▼▼モン・パリ!▼▼
またまたSさんとのメールでのお話で…。
「エコール・ド・パリとか、その前後の頃のフランスの音楽や芸術に大きな
憧れを感じるのはなぜでしょうねえ。不思議です。」
と書かれているのに、大いに共感いたしました。
「エコール・ド・パリ」とは(「印象派」などの流派ではなく定義が難しい
ようですが)、20世紀前半 パリのモンマルトルやモンパルナスに集まり、
ボヘミアン的な生活をしていた芸術家集団(狭義には外国人画家)。
「その前後の頃のフランスの音楽や芸術」となると、ベル・エポックの時代
を含め、19世紀末から第2次大戦くらいまでの芸術ですか。
個性豊かで、ヴァイタリティに溢れた若き才能たち。
芸術論を戦わせ、芸術的刺激を受け合い、切磋琢磨。
● ● ● ● ●
**実施する作業:**
A. 上のページ抜粋のうち、「と書かれているのに、大いに共感いたしました。」から始まり「個性豊かで、ヴァイタリティに溢れた若き才能たち。」で終わる部分を、一字も変えずに書き写してください。
B. 上のページ抜粋によると、エコール・ド・パリの芸術家たちは20世紀前半、パリのどの地区に集まっていましたか。

**抜粋データ:**
● ● ● ● ●
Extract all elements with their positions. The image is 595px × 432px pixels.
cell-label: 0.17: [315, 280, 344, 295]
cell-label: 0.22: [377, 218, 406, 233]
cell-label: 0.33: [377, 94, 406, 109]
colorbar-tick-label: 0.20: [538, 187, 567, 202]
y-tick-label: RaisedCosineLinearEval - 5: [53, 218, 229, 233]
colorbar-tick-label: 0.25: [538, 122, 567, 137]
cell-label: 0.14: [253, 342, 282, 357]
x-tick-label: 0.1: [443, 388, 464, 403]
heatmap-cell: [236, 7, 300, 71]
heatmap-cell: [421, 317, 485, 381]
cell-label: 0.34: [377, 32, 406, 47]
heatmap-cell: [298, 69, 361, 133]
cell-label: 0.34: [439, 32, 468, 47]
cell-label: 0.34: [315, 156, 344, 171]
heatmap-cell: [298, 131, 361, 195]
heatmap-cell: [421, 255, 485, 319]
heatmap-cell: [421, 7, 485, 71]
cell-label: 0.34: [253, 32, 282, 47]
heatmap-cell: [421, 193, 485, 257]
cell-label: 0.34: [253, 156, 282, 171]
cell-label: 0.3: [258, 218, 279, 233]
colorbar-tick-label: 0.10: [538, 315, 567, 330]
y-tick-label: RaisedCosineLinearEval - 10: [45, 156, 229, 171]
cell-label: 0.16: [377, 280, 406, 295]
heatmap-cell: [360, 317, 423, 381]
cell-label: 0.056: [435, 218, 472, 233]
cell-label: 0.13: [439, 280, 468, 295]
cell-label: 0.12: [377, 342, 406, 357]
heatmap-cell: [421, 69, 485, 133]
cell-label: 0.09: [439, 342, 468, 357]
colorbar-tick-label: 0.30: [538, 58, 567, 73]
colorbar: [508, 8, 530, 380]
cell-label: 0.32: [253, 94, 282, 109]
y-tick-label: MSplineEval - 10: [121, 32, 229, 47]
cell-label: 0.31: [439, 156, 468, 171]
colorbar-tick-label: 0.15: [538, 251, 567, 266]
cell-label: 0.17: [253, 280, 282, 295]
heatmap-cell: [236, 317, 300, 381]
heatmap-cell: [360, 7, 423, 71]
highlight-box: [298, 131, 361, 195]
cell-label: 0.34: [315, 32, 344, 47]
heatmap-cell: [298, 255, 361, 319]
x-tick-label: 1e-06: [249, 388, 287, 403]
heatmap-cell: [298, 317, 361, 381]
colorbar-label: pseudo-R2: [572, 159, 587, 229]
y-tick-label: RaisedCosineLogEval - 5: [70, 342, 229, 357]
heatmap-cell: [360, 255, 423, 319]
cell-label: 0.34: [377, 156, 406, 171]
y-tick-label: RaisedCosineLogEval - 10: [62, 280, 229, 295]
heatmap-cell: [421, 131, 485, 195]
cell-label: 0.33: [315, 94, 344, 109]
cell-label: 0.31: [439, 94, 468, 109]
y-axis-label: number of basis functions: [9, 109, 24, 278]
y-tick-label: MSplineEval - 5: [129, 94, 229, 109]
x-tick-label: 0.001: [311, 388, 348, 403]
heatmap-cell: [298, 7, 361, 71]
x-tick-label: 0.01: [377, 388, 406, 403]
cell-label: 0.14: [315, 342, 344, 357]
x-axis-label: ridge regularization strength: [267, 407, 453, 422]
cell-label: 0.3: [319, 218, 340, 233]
● ● ● ● ●
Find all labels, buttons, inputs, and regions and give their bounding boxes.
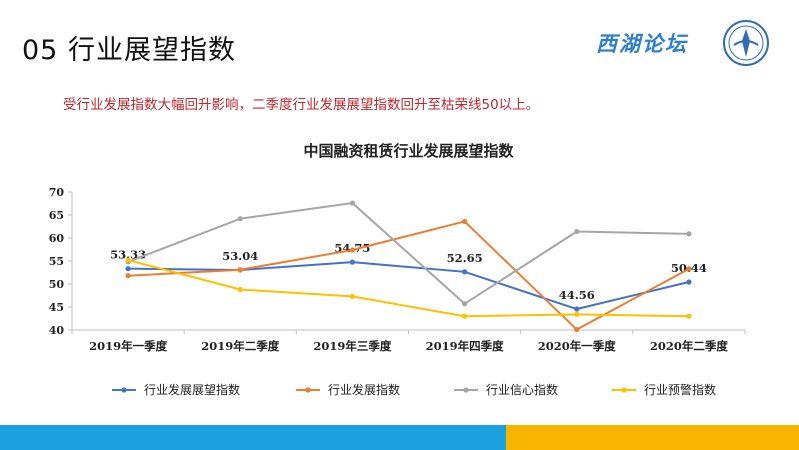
● ● ● ● ●
**解答全文:**
A.
と書かれているのに、大いに共感いたしました。
「エコール・ド・パリ」とは(「印象派」などの流派ではなく定義が難しい
ようですが)、20世紀前半 パリのモンマルトルやモンパルナスに集まり、
ボヘミアン的な生活をしていた芸術家集団(狭義には外国人画家)。
「その前後の頃のフランスの音楽や芸術」となると、ベル・エポックの時代
を含め、19世紀末から第2次大戦くらいまでの芸術ですか。
個性豊かで、ヴァイタリティに溢れた若き才能たち。

B. モンマルトルやモンパルナスです。